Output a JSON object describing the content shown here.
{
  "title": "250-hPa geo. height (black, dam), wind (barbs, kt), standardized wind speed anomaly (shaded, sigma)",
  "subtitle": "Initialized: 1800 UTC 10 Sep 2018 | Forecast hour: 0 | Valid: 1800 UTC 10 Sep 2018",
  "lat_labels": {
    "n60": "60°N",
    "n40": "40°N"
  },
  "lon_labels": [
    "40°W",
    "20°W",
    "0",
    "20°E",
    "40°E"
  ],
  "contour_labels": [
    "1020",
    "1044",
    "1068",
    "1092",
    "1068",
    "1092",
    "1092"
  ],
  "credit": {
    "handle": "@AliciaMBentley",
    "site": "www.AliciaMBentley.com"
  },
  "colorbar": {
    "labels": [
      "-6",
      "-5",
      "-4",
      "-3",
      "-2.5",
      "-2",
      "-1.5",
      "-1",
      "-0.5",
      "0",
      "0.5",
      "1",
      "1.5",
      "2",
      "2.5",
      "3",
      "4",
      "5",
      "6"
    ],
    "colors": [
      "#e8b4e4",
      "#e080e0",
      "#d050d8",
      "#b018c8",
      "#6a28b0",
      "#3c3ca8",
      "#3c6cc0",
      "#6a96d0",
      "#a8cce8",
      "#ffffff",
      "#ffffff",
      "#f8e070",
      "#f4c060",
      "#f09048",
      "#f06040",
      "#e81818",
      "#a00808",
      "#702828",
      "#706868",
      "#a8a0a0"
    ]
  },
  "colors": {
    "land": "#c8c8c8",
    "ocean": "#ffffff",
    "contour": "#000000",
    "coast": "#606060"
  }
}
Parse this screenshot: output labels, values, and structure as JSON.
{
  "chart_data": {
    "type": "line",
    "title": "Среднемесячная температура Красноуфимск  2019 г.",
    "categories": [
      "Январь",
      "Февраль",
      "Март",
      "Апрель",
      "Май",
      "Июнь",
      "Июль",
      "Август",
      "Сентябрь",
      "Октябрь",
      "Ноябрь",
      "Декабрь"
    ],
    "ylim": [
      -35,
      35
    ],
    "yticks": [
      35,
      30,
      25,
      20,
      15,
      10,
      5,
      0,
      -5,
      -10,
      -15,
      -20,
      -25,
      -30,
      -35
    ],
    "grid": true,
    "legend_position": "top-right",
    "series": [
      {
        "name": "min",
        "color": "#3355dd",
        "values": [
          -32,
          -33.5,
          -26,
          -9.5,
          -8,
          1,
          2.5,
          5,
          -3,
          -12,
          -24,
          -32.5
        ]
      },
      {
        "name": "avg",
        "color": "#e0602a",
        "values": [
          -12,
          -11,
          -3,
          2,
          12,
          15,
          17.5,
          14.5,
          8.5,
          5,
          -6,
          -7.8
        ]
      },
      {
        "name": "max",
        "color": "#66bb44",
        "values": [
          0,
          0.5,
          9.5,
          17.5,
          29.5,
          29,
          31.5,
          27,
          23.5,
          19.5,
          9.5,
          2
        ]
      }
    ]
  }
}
····················
▶ **Given exercise**
Make an exact copy of the material above.

▶ **Expected output**
Output a JSON object describing the content shown here.
{
  "title": "250-hPa geo. height (black, dam), wind (barbs, kt), standardized wind speed anomaly (shaded, sigma)",
  "subtitle": "Initialized: 1800 UTC 10 Sep 2018 | Forecast hour: 0 | Valid: 1800 UTC 10 Sep 2018",
  "lat_labels": {
    "n60": "60°N",
    "n40": "40°N"
  },
  "lon_labels": [
    "40°W",
    "20°W",
    "0",
    "20°E",
    "40°E"
  ],
  "contour_labels": [
    "1020",
    "1044",
    "1068",
    "1092",
    "1068",
    "1092",
    "1092"
  ],
  "credit": {
    "handle": "@AliciaMBentley",
    "site": "www.AliciaMBentley.com"
  },
  "colorbar": {
    "labels": [
      "-6",
      "-5",
      "-4",
      "-3",
      "-2.5",
      "-2",
      "-1.5",
      "-1",
      "-0.5",
      "0",
      "0.5",
      "1",
      "1.5",
      "2",
      "2.5",
      "3",
      "4",
      "5",
      "6"
    ],
    "colors": [
      "#e8b4e4",
      "#e080e0",
      "#d050d8",
      "#b018c8",
      "#6a28b0",
      "#3c3ca8",
      "#3c6cc0",
      "#6a96d0",
      "#a8cce8",
      "#ffffff",
      "#ffffff",
      "#f8e070",
      "#f4c060",
      "#f09048",
      "#f06040",
      "#e81818",
      "#a00808",
      "#702828",
      "#706868",
      "#a8a0a0"
    ]
  },
  "colors": {
    "land": "#c8c8c8",
    "ocean": "#ffffff",
    "contour": "#000000",
    "coast": "#606060"
  }
}
Parse this screenshot: output labels, values, and structure as JSON.
{
  "chart_data": {
    "type": "line",
    "title": "Среднемесячная температура Красноуфимск  2019 г.",
    "categories": [
      "Январь",
      "Февраль",
      "Март",
      "Апрель",
      "Май",
      "Июнь",
      "Июль",
      "Август",
      "Сентябрь",
      "Октябрь",
      "Ноябрь",
      "Декабрь"
    ],
    "ylim": [
      -35,
      35
    ],
    "yticks": [
      35,
      30,
      25,
      20,
      15,
      10,
      5,
      0,
      -5,
      -10,
      -15,
      -20,
      -25,
      -30,
      -35
    ],
    "grid": true,
    "legend_position": "top-right",
    "series": [
      {
        "name": "min",
        "color": "#3355dd",
        "values": [
          -32,
          -33.5,
          -26,
          -9.5,
          -8,
          1,
          2.5,
          5,
          -3,
          -12,
          -24,
          -32.5
        ]
      },
      {
        "name": "avg",
        "color": "#e0602a",
        "values": [
          -12,
          -11,
          -3,
          2,
          12,
          15,
          17.5,
          14.5,
          8.5,
          5,
          -6,
          -7.8
        ]
      },
      {
        "name": "max",
        "color": "#66bb44",
        "values": [
          0,
          0.5,
          9.5,
          17.5,
          29.5,
          29,
          31.5,
          27,
          23.5,
          19.5,
          9.5,
          2
        ]
      }
    ]
  }
}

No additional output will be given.